[Data records]
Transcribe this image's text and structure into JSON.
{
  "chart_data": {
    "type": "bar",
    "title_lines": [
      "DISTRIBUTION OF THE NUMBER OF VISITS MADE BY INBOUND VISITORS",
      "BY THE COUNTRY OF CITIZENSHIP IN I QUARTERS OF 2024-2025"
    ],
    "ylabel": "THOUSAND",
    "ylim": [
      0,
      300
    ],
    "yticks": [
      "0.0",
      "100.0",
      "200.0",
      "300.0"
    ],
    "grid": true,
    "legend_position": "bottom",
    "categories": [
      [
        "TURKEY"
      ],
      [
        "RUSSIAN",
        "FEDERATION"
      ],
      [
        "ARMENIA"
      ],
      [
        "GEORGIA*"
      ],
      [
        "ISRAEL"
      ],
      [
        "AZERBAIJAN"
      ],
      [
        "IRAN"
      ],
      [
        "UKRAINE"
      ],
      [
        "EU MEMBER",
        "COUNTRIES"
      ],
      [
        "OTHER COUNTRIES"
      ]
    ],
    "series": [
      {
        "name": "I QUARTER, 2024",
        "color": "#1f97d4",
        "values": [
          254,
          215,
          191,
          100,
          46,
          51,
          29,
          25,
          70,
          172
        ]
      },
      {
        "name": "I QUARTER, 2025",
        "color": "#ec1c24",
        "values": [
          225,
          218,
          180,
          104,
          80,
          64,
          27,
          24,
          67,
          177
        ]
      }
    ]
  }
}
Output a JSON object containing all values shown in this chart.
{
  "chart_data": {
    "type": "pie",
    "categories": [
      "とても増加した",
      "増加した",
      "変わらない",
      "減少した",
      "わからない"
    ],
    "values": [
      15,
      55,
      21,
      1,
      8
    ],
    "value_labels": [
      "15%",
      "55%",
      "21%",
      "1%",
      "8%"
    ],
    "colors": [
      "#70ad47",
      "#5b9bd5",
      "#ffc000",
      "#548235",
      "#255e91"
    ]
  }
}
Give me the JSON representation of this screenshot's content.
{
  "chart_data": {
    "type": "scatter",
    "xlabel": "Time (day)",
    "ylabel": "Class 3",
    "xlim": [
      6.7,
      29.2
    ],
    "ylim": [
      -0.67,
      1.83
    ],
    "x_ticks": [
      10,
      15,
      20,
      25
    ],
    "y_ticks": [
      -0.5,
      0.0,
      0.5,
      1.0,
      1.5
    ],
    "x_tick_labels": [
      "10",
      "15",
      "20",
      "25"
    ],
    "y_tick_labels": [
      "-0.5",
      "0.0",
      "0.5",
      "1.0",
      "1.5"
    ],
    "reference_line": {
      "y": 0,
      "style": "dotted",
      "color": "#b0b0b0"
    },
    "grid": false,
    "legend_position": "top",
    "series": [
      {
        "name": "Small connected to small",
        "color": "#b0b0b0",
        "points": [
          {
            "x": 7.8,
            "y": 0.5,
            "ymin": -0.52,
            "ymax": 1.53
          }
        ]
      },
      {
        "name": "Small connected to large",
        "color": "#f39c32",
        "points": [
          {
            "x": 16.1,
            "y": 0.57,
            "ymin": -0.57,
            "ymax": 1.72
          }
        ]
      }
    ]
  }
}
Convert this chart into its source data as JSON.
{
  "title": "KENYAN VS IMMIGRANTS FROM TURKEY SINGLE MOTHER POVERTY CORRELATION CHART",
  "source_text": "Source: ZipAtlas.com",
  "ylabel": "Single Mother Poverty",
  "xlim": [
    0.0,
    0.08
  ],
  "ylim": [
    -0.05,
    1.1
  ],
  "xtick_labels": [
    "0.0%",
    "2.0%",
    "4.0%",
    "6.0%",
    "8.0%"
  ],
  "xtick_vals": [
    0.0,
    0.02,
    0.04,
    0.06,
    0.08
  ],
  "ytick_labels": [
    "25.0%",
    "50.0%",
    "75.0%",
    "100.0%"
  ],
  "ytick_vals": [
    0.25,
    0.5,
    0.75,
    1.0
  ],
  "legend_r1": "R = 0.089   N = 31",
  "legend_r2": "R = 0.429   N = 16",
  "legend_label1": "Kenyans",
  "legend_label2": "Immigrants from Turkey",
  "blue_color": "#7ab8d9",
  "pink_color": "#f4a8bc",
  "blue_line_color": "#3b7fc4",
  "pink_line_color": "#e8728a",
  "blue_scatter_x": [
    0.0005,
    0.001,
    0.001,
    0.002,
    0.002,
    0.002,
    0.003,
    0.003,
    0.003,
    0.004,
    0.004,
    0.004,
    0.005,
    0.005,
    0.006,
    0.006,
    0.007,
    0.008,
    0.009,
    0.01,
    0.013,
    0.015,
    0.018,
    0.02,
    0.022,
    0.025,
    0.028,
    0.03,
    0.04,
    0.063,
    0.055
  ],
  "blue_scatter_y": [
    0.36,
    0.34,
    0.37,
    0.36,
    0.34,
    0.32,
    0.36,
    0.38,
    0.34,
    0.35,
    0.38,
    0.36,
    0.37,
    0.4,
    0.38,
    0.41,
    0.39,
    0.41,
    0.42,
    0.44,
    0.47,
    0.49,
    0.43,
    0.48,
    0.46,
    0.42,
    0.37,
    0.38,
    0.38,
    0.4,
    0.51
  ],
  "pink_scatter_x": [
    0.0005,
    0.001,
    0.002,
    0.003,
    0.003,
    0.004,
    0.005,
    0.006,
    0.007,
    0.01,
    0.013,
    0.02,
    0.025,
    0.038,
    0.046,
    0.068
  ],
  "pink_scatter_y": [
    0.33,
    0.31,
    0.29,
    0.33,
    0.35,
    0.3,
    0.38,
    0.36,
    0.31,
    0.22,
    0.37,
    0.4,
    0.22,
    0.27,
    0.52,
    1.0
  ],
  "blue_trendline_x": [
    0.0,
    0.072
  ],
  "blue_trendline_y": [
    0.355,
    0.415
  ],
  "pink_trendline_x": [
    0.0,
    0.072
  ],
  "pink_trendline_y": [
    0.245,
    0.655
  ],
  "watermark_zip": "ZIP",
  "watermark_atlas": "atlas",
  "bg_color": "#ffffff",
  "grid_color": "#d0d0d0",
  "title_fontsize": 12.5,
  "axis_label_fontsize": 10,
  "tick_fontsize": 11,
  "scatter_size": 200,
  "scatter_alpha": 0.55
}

## Exercise directions:
Identify the lines in the entries that hold "values" and return each one.

## Result:
        "values": [
        "values": [
Output a JSON object containing all values shown in this chart.
    "values": [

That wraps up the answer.